Problem to solve:
Go through the records underneath and write each one out again exactly.

──────── Supplied material

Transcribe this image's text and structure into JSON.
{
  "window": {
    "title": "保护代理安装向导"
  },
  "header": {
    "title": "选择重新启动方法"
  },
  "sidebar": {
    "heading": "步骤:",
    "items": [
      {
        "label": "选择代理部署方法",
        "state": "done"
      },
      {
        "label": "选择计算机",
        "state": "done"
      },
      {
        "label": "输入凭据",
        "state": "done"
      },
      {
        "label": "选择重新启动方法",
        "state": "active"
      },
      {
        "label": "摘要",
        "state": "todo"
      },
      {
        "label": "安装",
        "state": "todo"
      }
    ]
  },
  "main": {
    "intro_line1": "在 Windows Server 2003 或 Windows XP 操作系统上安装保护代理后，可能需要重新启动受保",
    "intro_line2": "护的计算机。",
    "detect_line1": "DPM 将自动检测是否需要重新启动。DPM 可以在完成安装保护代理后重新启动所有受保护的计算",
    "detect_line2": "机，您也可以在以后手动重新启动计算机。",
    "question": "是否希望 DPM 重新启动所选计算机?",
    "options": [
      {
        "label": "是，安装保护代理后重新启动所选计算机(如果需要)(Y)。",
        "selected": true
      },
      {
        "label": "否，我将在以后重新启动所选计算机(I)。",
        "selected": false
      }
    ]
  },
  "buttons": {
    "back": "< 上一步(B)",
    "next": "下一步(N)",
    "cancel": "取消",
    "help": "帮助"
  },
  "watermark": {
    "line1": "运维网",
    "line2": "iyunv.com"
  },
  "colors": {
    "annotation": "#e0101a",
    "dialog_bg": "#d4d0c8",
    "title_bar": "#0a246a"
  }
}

────────────────

Solution for this exercise:
Transcribe this image's text and structure into JSON.
{
  "window": {
    "title": "保护代理安装向导"
  },
  "header": {
    "title": "选择重新启动方法"
  },
  "sidebar": {
    "heading": "步骤:",
    "items": [
      {
        "label": "选择代理部署方法",
        "state": "done"
      },
      {
        "label": "选择计算机",
        "state": "done"
      },
      {
        "label": "输入凭据",
        "state": "done"
      },
      {
        "label": "选择重新启动方法",
        "state": "active"
      },
      {
        "label": "摘要",
        "state": "todo"
      },
      {
        "label": "安装",
        "state": "todo"
      }
    ]
  },
  "main": {
    "intro_line1": "在 Windows Server 2003 或 Windows XP 操作系统上安装保护代理后，可能需要重新启动受保",
    "intro_line2": "护的计算机。",
    "detect_line1": "DPM 将自动检测是否需要重新启动。DPM 可以在完成安装保护代理后重新启动所有受保护的计算",
    "detect_line2": "机，您也可以在以后手动重新启动计算机。",
    "question": "是否希望 DPM 重新启动所选计算机?",
    "options": [
      {
        "label": "是，安装保护代理后重新启动所选计算机(如果需要)(Y)。",
        "selected": true
      },
      {
        "label": "否，我将在以后重新启动所选计算机(I)。",
        "selected": false
      }
    ]
  },
  "buttons": {
    "back": "< 上一步(B)",
    "next": "下一步(N)",
    "cancel": "取消",
    "help": "帮助"
  },
  "watermark": {
    "line1": "运维网",
    "line2": "iyunv.com"
  },
  "colors": {
    "annotation": "#e0101a",
    "dialog_bg": "#d4d0c8",
    "title_bar": "#0a246a"
  }
}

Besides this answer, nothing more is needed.